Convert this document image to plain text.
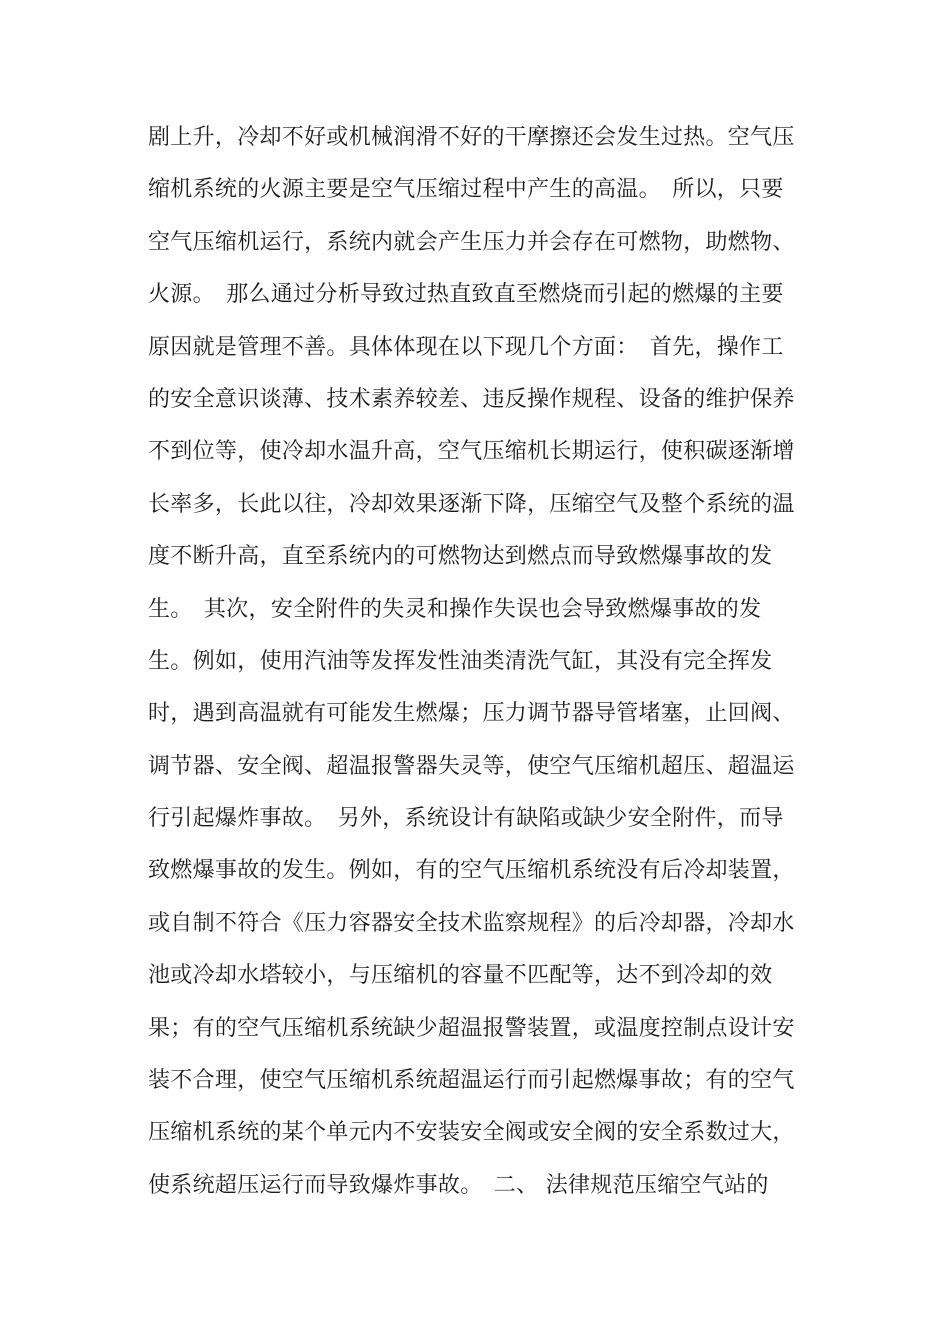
剧上升，冷却不好或机械润滑不好的干摩擦还会发生过热。空气压
缩机系统的火源主要是空气压缩过程中产生的高温。　所以，只要
空气压缩机运行，系统内就会产生压力并会存在可燃物，助燃物、
火源。　那么通过分析导致过热直致直至燃烧而引起的燃爆的主要
原因就是管理不善。具体体现在以下现几个方面：　首先，操作工
的安全意识谈薄、技术素养较差、违反操作规程、设备的维护保养
不到位等，使冷却水温升高，空气压缩机长期运行，使积碳逐渐增
长率多，长此以往，冷却效果逐渐下降，压缩空气及整个系统的温
度不断升高，直至系统内的可燃物达到燃点而导致燃爆事故的发
生。　其次，安全附件的失灵和操作失误也会导致燃爆事故的发
生。例如，使用汽油等发挥发性油类清洗气缸，其没有完全挥发
时，遇到高温就有可能发生燃爆；压力调节器导管堵塞，止回阀、
调节器、安全阀、超温报警器失灵等，使空气压缩机超压、超温运
行引起爆炸事故。　另外，系统设计有缺陷或缺少安全附件，而导
致燃爆事故的发生。例如，有的空气压缩机系统没有后冷却装置，
或自制不符合《压力容器安全技术监察规程》的后冷却器，冷却水
池或冷却水塔较小，与压缩机的容量不匹配等，达不到冷却的效
果；有的空气压缩机系统缺少超温报警装置，或温度控制点设计安
装不合理，使空气压缩机系统超温运行而引起燃爆事故；有的空气
压缩机系统的某个单元内不安装安全阀或安全阀的安全系数过大，
使系统超压运行而导致爆炸事故。　二、 法律规范压缩空气站的
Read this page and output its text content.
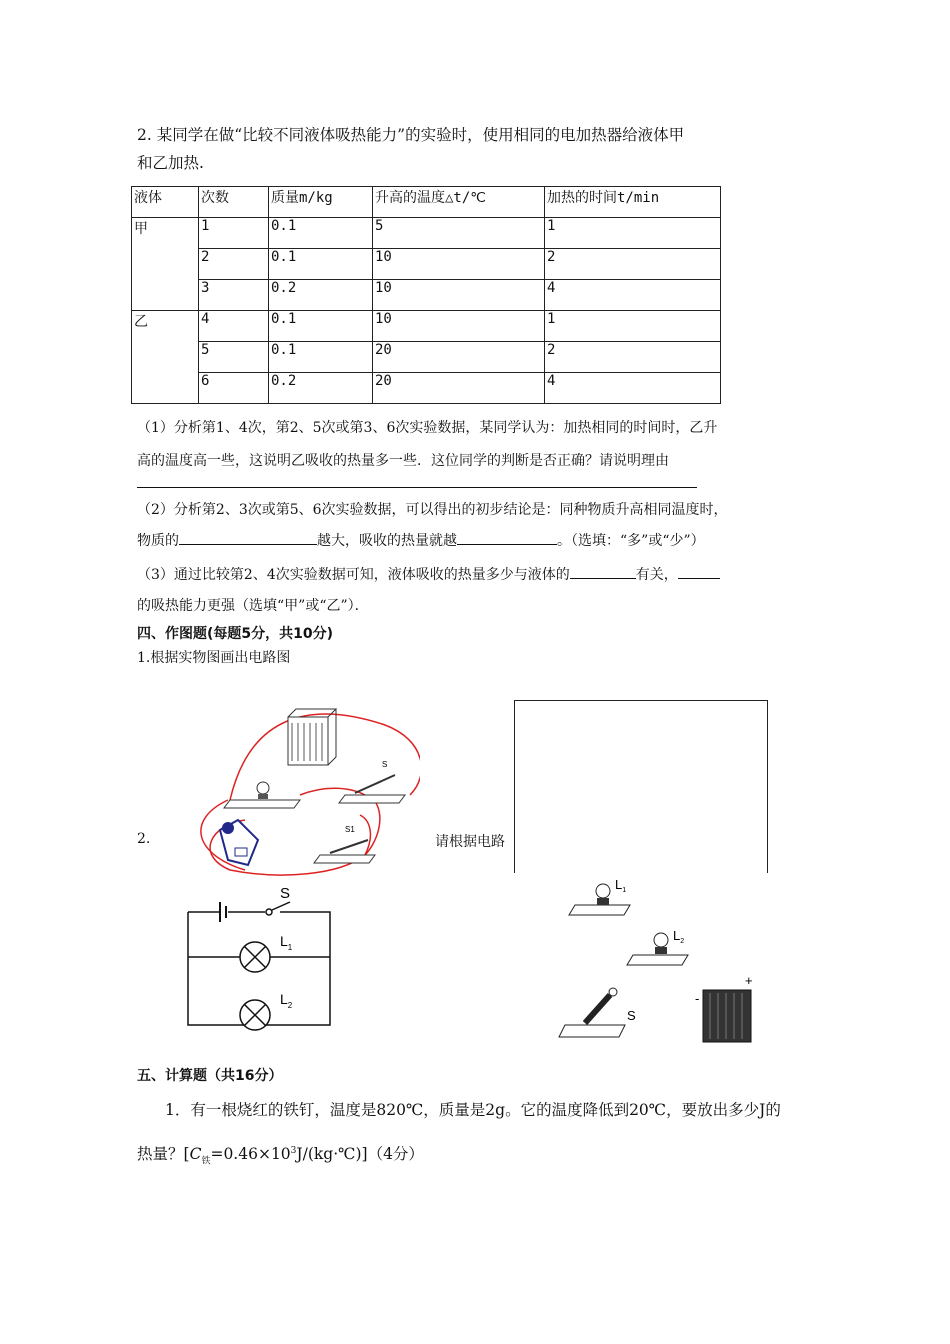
2. 某同学在做“比较不同液体吸热能力”的实验时，使用相同的电加热器给液体甲
和乙加热.
液体	次数	质量m/kg	升高的温度△t/℃	加热的时间t/min
甲	1	0.1	5	1
	2	0.1	10	2
	3	0.2	10	4
乙	4	0.1	10	1
	5	0.1	20	2
	6	0.2	20	4
（1）分析第1、4次，第2、5次或第3、6次实验数据，某同学认为：加热相同的时间时，乙升
高的温度高一些，这说明乙吸收的热量多一些．这位同学的判断是否正确？请说明理由
（2）分析第2、3次或第5、6次实验数据，可以得出的初步结论是：同种物质升高相同温度时，
物质的	越大，吸收的热量就越	。（选填：“多”或“少”）
（3）通过比较第2、4次实验数据可知，液体吸收的热量多少与液体的	有关，
的吸热能力更强（选填“甲”或“乙”）．
四、作图题(每题5分，共10分)
1.根据实物图画出电路图
S
2.
S1
请根据电路
S
$L_1$
$L_2$
$L_1$
$L_2$
S
-
+
五、计算题（共16分）
1．有一根烧红的铁钉，温度是820℃，质量是2g。它的温度降低到20℃，要放出多少J的
热量？$[C_铁=0.46\times 10^3J/(kg\cdot℃)](4$分）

# # # # # # #

■ **Your instructions**:
List the lines of the material in which the word "this" occurs.

■ **Reply**:
Convert this document image to plain text.
Read this page and output its text content.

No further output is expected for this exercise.